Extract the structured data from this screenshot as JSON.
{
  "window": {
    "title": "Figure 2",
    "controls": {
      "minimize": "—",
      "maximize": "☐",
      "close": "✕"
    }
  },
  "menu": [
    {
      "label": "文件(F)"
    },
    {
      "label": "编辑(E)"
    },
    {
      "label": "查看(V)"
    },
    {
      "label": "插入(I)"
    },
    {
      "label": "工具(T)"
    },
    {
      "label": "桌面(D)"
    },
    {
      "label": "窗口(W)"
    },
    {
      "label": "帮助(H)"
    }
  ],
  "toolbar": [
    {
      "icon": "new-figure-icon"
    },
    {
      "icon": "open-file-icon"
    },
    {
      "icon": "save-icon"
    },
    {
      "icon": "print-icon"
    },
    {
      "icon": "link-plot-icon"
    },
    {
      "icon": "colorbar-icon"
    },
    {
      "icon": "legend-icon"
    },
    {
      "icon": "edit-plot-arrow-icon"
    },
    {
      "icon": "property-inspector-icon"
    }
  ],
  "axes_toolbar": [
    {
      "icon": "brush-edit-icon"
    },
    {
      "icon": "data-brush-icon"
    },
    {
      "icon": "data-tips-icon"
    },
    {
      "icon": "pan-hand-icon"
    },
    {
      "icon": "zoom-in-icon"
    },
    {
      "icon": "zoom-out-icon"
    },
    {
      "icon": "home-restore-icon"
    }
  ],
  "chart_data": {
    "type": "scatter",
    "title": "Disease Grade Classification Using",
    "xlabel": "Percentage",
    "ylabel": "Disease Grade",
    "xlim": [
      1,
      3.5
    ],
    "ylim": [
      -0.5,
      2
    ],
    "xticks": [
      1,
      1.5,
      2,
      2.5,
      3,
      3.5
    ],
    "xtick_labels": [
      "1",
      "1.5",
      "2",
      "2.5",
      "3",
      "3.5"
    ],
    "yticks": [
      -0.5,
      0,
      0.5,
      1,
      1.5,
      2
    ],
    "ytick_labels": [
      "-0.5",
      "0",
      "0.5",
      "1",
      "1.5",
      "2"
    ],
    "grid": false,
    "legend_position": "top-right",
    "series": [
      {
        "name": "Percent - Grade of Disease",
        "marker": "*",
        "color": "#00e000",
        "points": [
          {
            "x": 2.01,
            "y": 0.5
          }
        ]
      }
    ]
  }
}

EXERCISE AIM
Give back all the records exactly as they stand.

THE RESULT
Extract the structured data from this screenshot as JSON.
{
  "window": {
    "title": "Figure 2",
    "controls": {
      "minimize": "—",
      "maximize": "☐",
      "close": "✕"
    }
  },
  "menu": [
    {
      "label": "文件(F)"
    },
    {
      "label": "编辑(E)"
    },
    {
      "label": "查看(V)"
    },
    {
      "label": "插入(I)"
    },
    {
      "label": "工具(T)"
    },
    {
      "label": "桌面(D)"
    },
    {
      "label": "窗口(W)"
    },
    {
      "label": "帮助(H)"
    }
  ],
  "toolbar": [
    {
      "icon": "new-figure-icon"
    },
    {
      "icon": "open-file-icon"
    },
    {
      "icon": "save-icon"
    },
    {
      "icon": "print-icon"
    },
    {
      "icon": "link-plot-icon"
    },
    {
      "icon": "colorbar-icon"
    },
    {
      "icon": "legend-icon"
    },
    {
      "icon": "edit-plot-arrow-icon"
    },
    {
      "icon": "property-inspector-icon"
    }
  ],
  "axes_toolbar": [
    {
      "icon": "brush-edit-icon"
    },
    {
      "icon": "data-brush-icon"
    },
    {
      "icon": "data-tips-icon"
    },
    {
      "icon": "pan-hand-icon"
    },
    {
      "icon": "zoom-in-icon"
    },
    {
      "icon": "zoom-out-icon"
    },
    {
      "icon": "home-restore-icon"
    }
  ],
  "chart_data": {
    "type": "scatter",
    "title": "Disease Grade Classification Using",
    "xlabel": "Percentage",
    "ylabel": "Disease Grade",
    "xlim": [
      1,
      3.5
    ],
    "ylim": [
      -0.5,
      2
    ],
    "xticks": [
      1,
      1.5,
      2,
      2.5,
      3,
      3.5
    ],
    "xtick_labels": [
      "1",
      "1.5",
      "2",
      "2.5",
      "3",
      "3.5"
    ],
    "yticks": [
      -0.5,
      0,
      0.5,
      1,
      1.5,
      2
    ],
    "ytick_labels": [
      "-0.5",
      "0",
      "0.5",
      "1",
      "1.5",
      "2"
    ],
    "grid": false,
    "legend_position": "top-right",
    "series": [
      {
        "name": "Percent - Grade of Disease",
        "marker": "*",
        "color": "#00e000",
        "points": [
          {
            "x": 2.01,
            "y": 0.5
          }
        ]
      }
    ]
  }
}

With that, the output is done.